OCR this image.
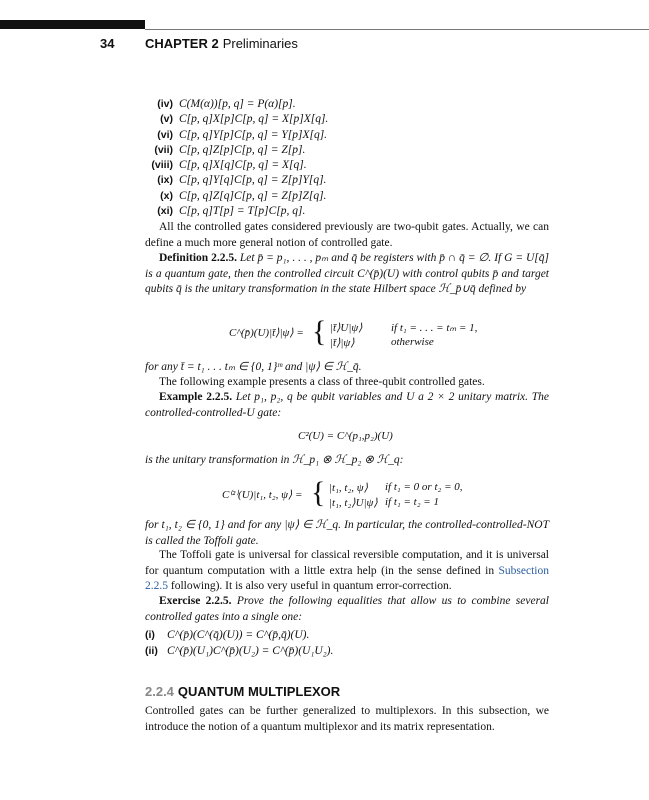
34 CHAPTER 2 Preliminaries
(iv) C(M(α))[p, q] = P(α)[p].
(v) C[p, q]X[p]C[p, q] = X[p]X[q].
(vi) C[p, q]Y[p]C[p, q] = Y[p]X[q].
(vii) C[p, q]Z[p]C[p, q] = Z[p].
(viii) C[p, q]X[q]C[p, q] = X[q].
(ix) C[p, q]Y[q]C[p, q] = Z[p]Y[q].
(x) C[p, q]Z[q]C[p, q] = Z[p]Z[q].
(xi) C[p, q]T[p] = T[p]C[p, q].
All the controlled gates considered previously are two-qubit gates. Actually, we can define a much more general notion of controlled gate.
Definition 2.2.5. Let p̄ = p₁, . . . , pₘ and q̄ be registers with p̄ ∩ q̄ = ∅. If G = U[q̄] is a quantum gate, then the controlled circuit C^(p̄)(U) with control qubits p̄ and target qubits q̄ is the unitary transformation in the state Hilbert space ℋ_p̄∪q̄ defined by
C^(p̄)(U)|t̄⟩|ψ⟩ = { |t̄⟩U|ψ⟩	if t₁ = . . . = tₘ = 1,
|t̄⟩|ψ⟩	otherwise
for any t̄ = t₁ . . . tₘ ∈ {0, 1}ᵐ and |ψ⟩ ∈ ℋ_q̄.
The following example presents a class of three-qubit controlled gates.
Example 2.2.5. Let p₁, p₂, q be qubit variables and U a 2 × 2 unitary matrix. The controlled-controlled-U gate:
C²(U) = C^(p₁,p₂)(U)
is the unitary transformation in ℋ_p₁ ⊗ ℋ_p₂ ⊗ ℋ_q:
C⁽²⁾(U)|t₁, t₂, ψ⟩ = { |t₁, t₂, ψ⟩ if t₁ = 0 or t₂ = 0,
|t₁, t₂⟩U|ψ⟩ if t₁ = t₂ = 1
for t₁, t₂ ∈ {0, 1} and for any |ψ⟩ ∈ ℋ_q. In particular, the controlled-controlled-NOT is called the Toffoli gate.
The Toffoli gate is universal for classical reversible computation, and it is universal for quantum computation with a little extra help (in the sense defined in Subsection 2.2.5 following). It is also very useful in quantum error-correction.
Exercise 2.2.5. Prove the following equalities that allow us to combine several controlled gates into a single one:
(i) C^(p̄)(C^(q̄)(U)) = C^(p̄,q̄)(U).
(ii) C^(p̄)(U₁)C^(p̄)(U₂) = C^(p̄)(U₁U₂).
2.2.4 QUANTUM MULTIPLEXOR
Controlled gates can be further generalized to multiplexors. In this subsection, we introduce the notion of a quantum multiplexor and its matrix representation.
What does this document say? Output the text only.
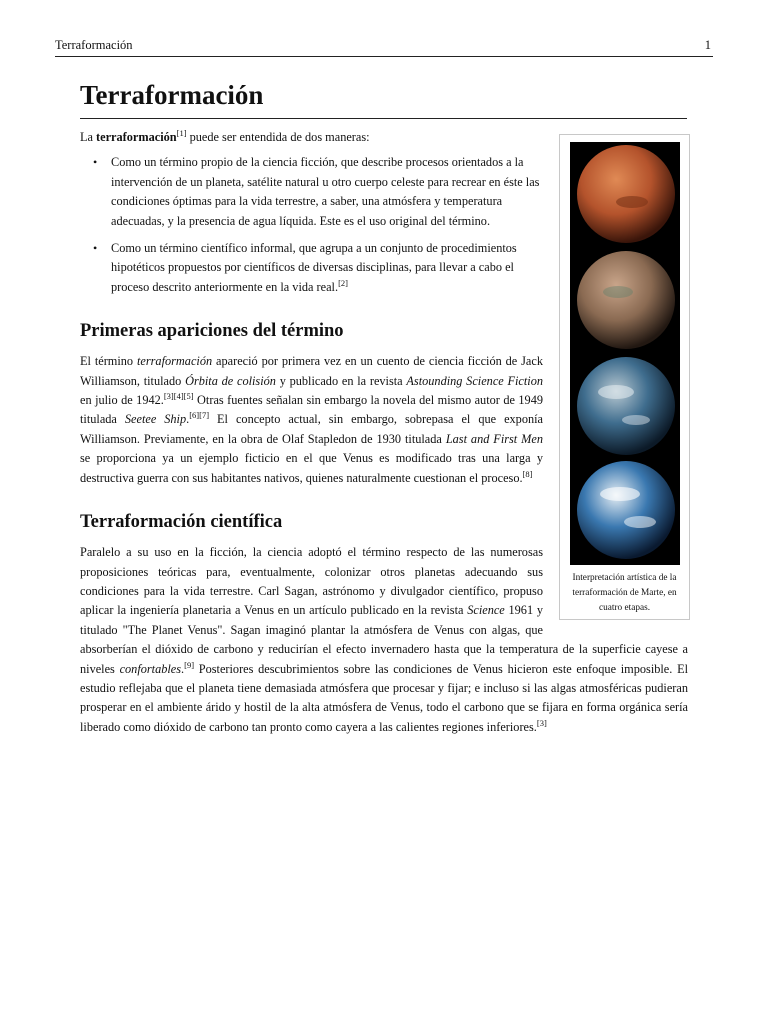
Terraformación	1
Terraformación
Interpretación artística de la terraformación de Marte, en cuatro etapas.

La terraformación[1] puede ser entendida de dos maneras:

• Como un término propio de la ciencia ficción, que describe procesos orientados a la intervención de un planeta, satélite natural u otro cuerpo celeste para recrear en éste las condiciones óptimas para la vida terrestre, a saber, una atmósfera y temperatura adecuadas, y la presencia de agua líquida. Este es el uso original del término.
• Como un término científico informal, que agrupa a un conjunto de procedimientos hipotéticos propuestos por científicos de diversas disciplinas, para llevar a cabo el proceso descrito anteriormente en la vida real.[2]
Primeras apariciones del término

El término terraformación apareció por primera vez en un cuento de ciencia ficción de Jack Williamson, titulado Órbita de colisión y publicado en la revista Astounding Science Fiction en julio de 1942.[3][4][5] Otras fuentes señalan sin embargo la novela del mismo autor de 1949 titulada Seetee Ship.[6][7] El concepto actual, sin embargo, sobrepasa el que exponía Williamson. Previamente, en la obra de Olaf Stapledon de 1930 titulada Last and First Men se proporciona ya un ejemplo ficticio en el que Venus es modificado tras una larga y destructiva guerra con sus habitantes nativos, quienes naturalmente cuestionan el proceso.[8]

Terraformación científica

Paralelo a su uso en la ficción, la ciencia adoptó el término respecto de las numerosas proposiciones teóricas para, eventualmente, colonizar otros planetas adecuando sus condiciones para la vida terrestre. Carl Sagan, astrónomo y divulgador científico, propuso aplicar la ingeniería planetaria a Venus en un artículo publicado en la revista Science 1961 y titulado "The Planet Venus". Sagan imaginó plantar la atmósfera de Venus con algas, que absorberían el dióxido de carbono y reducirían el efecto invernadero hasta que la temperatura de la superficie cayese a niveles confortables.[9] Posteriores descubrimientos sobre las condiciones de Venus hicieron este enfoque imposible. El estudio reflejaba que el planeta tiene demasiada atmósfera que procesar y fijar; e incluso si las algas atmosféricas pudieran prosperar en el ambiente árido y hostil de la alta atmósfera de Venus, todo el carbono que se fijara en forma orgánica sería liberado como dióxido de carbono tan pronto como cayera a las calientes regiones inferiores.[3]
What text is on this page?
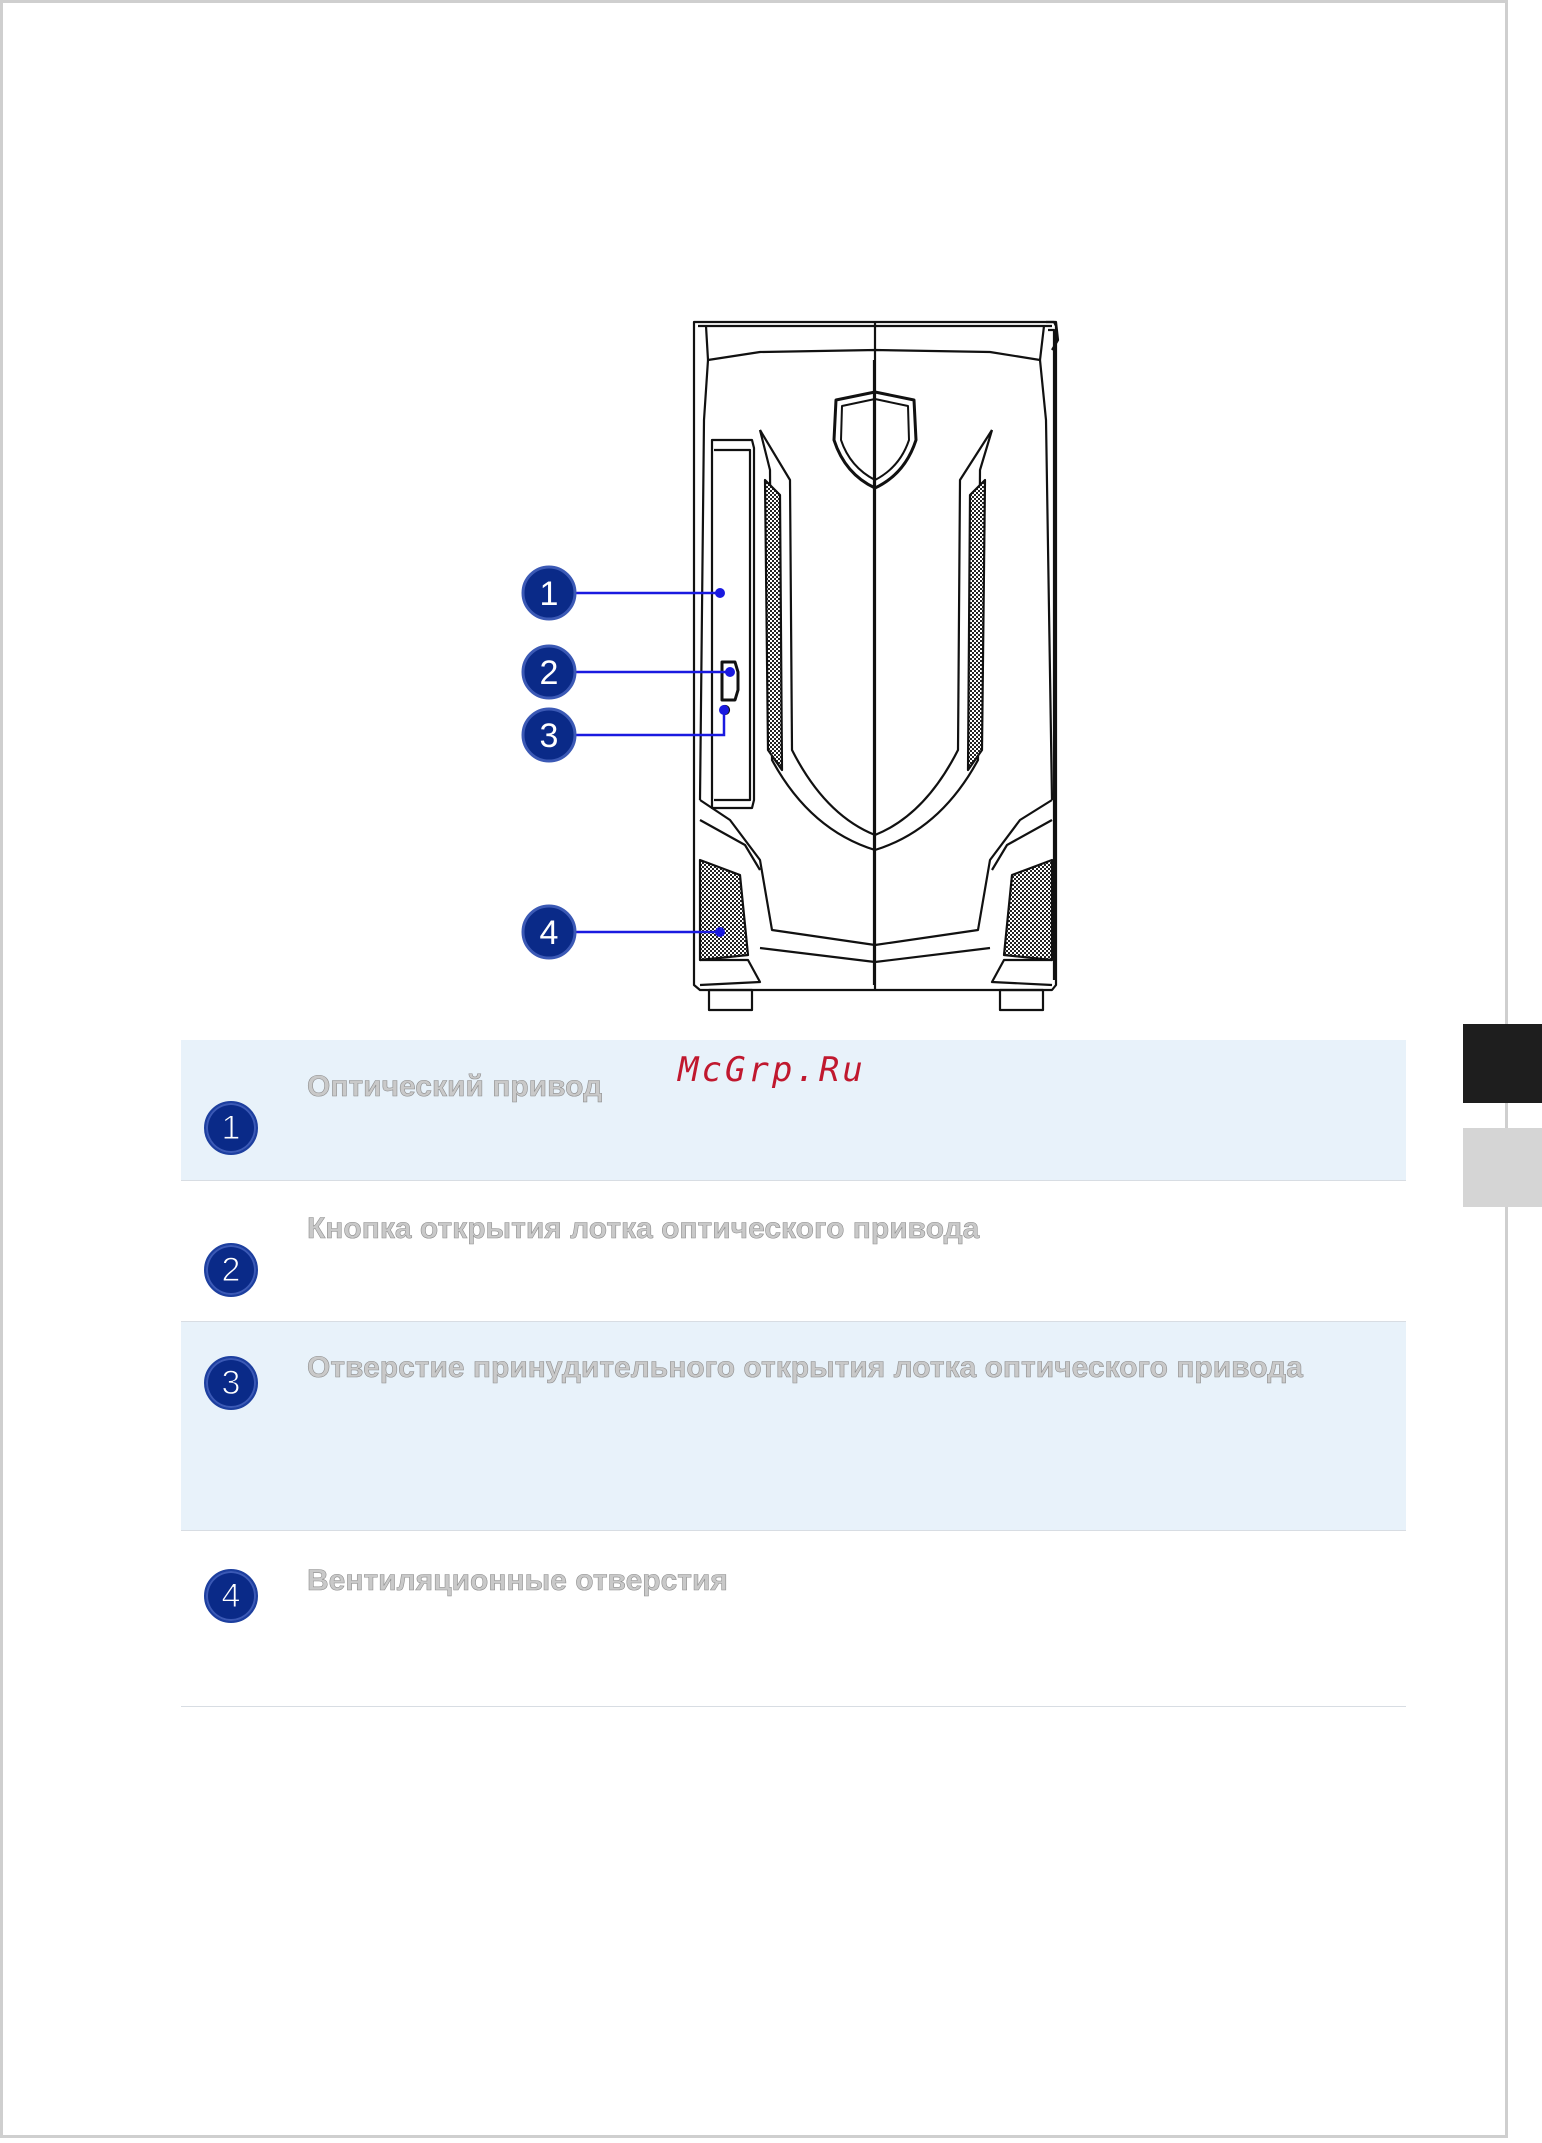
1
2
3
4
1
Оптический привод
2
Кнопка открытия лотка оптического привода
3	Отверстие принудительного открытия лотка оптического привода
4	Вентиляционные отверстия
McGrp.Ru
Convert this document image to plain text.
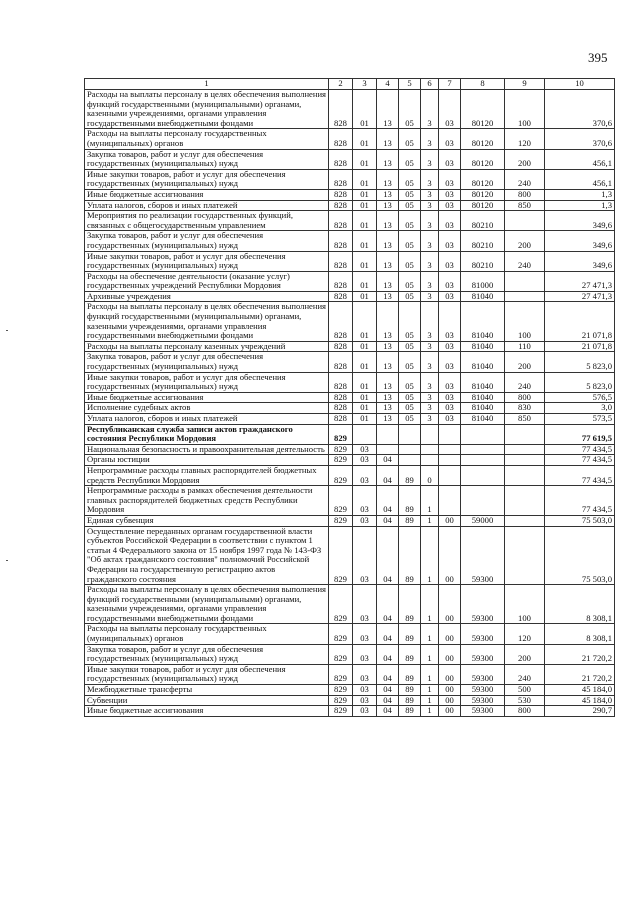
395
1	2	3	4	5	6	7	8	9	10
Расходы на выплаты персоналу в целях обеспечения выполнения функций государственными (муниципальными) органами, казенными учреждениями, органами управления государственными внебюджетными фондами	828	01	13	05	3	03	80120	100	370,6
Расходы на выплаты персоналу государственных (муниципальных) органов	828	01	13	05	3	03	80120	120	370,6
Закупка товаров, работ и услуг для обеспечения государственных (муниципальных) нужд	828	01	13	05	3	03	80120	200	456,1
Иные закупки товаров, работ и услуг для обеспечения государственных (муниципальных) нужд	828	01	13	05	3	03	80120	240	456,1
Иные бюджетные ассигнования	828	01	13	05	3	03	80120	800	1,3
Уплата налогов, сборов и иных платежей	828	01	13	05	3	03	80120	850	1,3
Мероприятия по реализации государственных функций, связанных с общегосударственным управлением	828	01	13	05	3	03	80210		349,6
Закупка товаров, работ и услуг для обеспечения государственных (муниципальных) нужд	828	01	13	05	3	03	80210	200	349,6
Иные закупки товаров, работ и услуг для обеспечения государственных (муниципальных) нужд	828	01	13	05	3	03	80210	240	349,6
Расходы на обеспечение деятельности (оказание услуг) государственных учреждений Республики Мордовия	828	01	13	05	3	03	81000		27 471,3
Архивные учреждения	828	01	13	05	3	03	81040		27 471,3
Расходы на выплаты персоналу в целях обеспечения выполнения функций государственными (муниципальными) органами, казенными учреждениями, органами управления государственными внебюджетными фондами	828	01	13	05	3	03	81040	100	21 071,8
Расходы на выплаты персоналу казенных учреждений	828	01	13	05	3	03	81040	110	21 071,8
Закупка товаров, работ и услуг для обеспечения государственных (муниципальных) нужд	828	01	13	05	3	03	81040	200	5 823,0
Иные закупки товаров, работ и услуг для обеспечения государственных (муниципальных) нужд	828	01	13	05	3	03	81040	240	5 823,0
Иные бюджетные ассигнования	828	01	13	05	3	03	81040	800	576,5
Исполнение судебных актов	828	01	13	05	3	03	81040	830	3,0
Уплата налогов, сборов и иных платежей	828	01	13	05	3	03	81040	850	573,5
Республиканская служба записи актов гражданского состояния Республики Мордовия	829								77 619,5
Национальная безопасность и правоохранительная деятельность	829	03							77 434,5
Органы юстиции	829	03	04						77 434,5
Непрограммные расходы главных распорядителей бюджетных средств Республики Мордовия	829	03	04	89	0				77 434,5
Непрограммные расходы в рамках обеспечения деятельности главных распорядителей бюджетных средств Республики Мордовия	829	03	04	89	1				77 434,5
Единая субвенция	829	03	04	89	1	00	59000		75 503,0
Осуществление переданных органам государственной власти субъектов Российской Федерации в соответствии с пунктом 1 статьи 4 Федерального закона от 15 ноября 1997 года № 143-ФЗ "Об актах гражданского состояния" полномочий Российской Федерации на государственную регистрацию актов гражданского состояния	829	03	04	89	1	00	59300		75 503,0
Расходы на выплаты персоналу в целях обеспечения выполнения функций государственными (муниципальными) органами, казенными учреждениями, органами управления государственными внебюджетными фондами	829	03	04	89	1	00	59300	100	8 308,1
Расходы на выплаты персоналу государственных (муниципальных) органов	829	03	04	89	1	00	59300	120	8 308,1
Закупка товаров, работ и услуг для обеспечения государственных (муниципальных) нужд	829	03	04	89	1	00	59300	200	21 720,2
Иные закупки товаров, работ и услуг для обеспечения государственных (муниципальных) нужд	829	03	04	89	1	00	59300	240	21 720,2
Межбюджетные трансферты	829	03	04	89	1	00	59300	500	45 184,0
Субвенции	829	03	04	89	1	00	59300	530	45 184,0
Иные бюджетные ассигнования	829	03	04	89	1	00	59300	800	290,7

-=-=-=-=-

» **STATED TASK**: In the data above, tally the lines holding "функций" and answer with the figure only.

» **THE REPLY**: 4